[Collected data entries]

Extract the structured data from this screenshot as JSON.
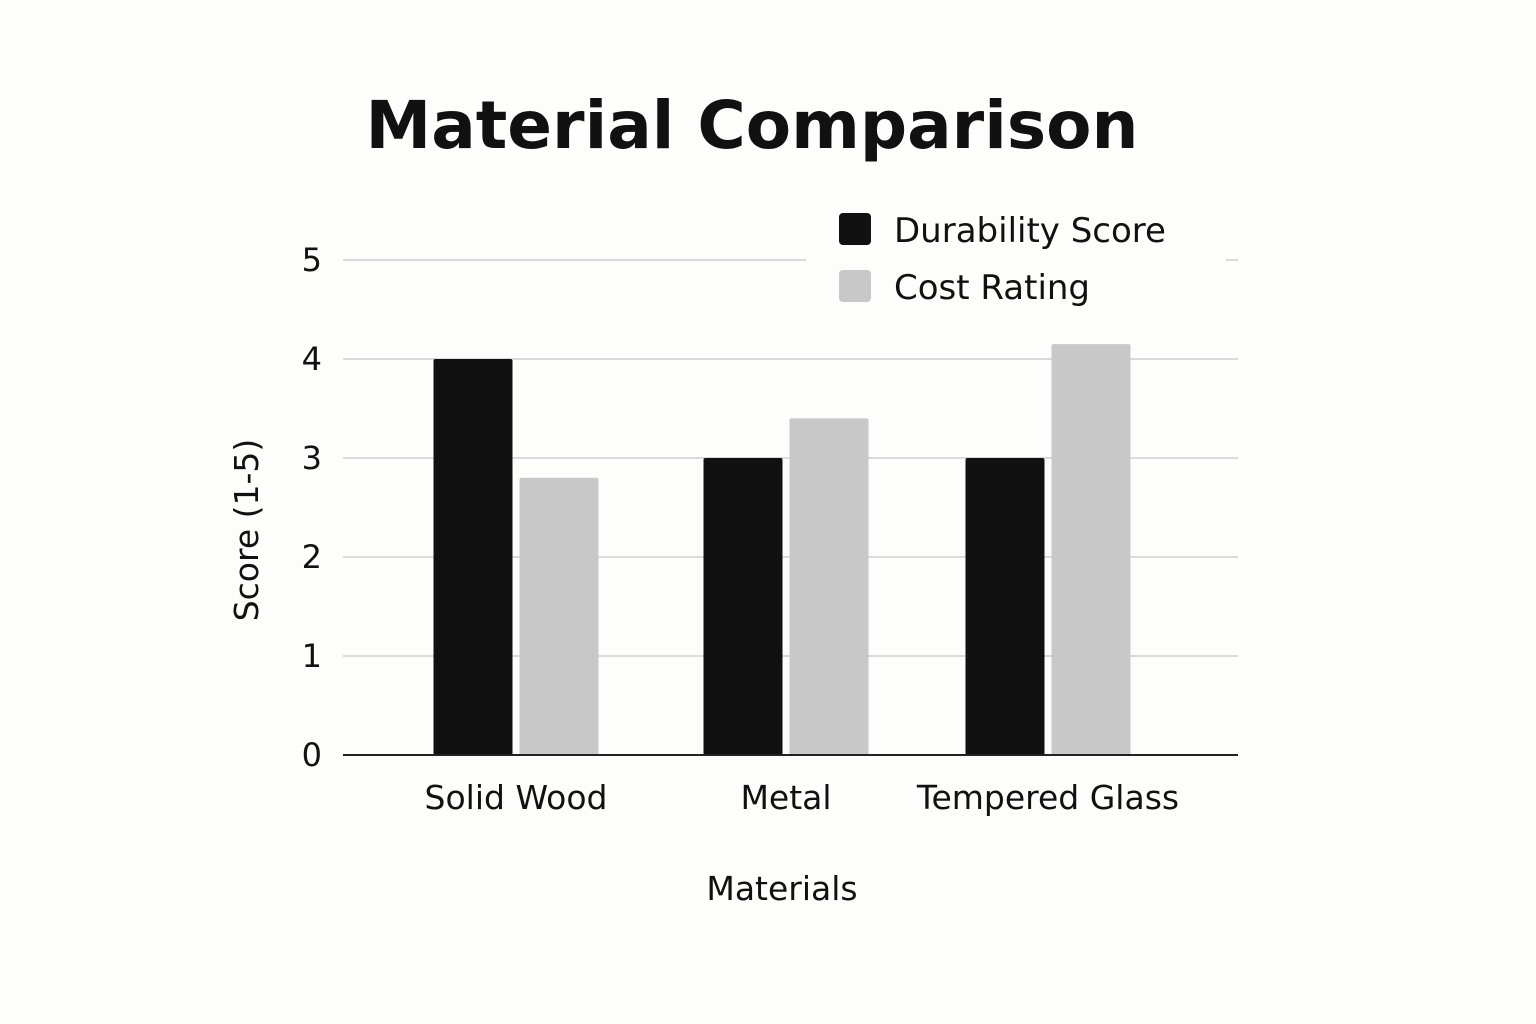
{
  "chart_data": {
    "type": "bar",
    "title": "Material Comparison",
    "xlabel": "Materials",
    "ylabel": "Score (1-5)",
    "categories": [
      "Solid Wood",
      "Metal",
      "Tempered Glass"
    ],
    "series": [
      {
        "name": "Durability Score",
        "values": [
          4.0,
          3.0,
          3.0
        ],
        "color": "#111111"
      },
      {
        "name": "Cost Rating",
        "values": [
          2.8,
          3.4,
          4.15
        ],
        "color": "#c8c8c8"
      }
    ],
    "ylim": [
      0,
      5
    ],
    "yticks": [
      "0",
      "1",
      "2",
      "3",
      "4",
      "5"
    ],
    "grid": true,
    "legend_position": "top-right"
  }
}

Requirements:
Return all of the data exactly as written, and drop the pictures.

Result below:
Extract the structured data from this screenshot as JSON.
{
  "chart_data": {
    "type": "bar",
    "title": "Material Comparison",
    "xlabel": "Materials",
    "ylabel": "Score (1-5)",
    "categories": [
      "Solid Wood",
      "Metal",
      "Tempered Glass"
    ],
    "series": [
      {
        "name": "Durability Score",
        "values": [
          4.0,
          3.0,
          3.0
        ],
        "color": "#111111"
      },
      {
        "name": "Cost Rating",
        "values": [
          2.8,
          3.4,
          4.15
        ],
        "color": "#c8c8c8"
      }
    ],
    "ylim": [
      0,
      5
    ],
    "yticks": [
      "0",
      "1",
      "2",
      "3",
      "4",
      "5"
    ],
    "grid": true,
    "legend_position": "top-right"
  }
}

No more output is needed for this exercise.